**Material shown:**

- - - - -

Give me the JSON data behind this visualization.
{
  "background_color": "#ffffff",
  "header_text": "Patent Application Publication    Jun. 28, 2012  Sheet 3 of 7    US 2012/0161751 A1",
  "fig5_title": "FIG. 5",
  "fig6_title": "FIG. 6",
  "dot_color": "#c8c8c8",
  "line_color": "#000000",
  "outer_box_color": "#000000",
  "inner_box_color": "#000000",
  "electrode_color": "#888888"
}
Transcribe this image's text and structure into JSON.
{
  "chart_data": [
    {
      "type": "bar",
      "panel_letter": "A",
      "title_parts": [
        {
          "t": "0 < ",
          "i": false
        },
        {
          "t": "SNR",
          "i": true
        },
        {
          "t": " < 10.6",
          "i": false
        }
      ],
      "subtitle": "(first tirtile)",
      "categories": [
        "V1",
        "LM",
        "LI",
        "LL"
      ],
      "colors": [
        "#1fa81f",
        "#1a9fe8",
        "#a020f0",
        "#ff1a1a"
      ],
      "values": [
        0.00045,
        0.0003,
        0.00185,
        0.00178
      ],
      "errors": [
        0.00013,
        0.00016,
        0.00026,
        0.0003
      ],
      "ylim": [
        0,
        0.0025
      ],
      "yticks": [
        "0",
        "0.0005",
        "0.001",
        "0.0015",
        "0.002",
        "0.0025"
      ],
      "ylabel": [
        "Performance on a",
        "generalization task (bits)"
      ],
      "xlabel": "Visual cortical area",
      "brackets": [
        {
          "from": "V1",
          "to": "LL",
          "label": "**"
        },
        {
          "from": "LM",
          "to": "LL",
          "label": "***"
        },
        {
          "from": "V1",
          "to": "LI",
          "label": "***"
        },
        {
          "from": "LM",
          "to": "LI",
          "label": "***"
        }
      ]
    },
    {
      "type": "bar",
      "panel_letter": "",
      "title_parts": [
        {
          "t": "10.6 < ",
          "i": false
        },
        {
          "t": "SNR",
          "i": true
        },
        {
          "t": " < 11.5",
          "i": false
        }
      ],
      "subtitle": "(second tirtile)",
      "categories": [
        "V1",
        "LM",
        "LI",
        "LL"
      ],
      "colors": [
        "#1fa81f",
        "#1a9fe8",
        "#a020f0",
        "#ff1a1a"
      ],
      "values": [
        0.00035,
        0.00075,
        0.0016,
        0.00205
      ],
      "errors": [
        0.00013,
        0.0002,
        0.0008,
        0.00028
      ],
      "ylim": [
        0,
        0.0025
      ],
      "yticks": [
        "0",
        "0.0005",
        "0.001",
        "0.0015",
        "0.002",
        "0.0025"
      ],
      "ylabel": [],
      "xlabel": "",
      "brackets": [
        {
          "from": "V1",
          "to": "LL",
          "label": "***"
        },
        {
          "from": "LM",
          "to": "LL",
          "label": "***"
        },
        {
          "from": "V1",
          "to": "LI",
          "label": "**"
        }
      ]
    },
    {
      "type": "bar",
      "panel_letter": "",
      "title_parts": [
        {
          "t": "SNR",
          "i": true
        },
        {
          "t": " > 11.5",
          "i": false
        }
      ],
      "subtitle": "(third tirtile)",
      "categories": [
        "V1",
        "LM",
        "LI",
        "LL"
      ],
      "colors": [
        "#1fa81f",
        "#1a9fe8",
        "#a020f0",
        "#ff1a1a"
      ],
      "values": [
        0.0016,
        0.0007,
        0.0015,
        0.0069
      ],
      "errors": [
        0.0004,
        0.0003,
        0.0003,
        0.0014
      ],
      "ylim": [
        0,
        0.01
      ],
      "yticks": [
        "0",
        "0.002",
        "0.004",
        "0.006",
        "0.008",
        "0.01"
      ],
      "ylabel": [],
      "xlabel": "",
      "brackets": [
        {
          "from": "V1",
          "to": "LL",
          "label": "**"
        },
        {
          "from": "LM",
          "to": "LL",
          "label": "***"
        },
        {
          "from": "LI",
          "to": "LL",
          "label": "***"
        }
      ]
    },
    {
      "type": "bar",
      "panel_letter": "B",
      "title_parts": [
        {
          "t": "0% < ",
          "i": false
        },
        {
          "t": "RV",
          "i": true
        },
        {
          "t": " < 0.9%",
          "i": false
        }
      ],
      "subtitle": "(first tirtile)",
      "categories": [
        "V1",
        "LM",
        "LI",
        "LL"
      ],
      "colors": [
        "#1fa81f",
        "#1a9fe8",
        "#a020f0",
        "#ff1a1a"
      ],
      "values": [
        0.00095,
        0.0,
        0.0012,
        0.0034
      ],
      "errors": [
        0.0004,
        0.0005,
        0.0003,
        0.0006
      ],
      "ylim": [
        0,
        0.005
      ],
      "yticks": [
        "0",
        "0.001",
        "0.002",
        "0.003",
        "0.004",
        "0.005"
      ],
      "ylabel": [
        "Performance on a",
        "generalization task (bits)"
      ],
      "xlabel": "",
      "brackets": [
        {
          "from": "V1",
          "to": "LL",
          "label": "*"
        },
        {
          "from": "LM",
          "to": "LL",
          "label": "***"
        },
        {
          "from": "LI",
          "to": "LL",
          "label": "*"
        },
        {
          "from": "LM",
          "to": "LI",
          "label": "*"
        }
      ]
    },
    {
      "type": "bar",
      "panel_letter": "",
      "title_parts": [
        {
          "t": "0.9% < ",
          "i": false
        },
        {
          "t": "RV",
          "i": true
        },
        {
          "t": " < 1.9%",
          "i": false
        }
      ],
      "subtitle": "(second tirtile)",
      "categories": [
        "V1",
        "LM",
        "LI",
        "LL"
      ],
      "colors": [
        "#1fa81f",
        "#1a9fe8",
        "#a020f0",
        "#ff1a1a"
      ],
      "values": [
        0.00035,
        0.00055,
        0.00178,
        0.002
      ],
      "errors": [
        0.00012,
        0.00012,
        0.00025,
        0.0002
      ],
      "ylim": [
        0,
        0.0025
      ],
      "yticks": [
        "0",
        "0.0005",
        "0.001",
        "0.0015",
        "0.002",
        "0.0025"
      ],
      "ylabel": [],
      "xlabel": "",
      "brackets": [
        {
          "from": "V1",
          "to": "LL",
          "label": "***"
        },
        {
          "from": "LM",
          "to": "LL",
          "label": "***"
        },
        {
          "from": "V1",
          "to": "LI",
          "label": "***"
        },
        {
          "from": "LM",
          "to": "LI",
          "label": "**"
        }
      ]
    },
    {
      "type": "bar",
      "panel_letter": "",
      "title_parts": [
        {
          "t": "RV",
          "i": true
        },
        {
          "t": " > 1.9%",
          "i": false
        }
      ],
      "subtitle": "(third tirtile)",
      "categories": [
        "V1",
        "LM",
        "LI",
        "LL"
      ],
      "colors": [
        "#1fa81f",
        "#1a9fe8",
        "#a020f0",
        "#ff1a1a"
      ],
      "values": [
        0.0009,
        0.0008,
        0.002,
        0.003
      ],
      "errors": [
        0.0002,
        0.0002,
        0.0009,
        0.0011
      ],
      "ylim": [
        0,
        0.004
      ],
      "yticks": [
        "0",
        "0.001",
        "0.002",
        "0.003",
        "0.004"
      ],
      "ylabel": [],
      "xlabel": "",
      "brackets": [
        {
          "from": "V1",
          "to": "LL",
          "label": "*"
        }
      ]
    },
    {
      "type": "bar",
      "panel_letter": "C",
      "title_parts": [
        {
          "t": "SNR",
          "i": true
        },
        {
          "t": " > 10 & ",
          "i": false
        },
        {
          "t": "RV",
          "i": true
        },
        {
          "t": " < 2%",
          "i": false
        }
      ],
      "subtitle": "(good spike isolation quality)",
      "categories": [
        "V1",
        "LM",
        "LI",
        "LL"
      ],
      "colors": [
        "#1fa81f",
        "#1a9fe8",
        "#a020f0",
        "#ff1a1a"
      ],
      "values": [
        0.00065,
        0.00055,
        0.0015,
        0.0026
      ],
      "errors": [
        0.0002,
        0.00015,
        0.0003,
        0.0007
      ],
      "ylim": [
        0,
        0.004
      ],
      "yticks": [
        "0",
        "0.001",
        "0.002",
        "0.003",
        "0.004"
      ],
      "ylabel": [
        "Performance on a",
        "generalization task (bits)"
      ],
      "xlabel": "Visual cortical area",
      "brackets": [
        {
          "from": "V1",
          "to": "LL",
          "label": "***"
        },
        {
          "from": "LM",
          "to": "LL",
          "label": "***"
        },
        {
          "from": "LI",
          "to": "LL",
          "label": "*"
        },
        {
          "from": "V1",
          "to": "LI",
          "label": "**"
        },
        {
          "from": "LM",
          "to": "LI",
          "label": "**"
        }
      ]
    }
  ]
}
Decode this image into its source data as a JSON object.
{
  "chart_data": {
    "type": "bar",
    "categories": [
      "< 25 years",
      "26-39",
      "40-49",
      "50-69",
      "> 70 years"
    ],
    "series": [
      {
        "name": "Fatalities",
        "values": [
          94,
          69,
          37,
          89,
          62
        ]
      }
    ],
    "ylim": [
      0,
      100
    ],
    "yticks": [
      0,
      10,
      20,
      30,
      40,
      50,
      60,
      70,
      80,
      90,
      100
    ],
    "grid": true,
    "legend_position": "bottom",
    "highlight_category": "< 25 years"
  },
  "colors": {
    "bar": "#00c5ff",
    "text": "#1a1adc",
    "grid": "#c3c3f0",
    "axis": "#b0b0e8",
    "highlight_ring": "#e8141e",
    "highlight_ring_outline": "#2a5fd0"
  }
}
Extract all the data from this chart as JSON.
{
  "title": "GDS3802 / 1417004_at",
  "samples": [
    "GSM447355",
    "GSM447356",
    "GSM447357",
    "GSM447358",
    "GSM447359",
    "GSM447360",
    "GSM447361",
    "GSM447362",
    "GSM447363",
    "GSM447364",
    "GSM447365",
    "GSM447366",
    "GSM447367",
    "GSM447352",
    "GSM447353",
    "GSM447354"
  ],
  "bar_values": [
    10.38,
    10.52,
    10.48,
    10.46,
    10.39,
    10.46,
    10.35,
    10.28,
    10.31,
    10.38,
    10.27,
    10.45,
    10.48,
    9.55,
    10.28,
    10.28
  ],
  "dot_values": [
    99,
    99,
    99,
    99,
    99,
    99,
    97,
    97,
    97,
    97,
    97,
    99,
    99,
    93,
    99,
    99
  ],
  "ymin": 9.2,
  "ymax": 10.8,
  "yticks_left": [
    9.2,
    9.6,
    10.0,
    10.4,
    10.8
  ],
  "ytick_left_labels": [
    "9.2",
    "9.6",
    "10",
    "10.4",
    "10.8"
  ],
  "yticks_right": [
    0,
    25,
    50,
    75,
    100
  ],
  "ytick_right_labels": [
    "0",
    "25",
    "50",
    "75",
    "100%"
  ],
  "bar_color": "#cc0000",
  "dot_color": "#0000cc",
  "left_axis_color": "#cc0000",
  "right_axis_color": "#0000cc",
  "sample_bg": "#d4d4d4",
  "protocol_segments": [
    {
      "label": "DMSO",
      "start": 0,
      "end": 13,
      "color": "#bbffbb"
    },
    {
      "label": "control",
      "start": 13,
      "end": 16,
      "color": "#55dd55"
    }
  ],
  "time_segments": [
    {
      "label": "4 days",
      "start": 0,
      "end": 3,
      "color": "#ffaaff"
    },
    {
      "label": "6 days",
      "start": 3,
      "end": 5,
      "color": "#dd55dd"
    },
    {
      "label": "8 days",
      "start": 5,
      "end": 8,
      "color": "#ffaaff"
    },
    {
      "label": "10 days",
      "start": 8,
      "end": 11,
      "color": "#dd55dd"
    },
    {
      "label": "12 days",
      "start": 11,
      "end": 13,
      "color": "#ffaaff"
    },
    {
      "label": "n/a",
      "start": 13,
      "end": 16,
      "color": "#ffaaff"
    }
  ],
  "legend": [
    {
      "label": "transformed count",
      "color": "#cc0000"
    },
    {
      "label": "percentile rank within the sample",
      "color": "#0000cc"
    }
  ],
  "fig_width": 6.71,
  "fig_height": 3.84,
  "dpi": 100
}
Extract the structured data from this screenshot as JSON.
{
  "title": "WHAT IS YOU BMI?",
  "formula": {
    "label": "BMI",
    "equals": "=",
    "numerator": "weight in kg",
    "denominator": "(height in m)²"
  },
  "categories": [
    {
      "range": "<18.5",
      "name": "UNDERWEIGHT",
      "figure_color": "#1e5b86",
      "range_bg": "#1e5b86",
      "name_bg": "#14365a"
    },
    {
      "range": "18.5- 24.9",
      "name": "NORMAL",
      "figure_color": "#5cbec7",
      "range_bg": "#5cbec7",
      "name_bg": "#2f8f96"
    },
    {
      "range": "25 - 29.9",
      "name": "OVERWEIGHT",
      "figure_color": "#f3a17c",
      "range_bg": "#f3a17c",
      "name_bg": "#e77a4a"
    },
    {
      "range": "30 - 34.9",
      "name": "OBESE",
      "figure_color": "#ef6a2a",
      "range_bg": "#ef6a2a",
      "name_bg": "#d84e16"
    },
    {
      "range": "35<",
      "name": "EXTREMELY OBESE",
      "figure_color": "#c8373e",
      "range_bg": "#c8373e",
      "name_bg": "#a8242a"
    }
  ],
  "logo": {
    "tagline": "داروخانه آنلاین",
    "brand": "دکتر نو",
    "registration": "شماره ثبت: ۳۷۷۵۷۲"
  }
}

- - - - -

**Required task:** Go through the preceding material and copy each line that has the word "into".

**Answer to the problem:**
Transcribe this image's text and structure into JSON.
Decode this image into its source data as a JSON object.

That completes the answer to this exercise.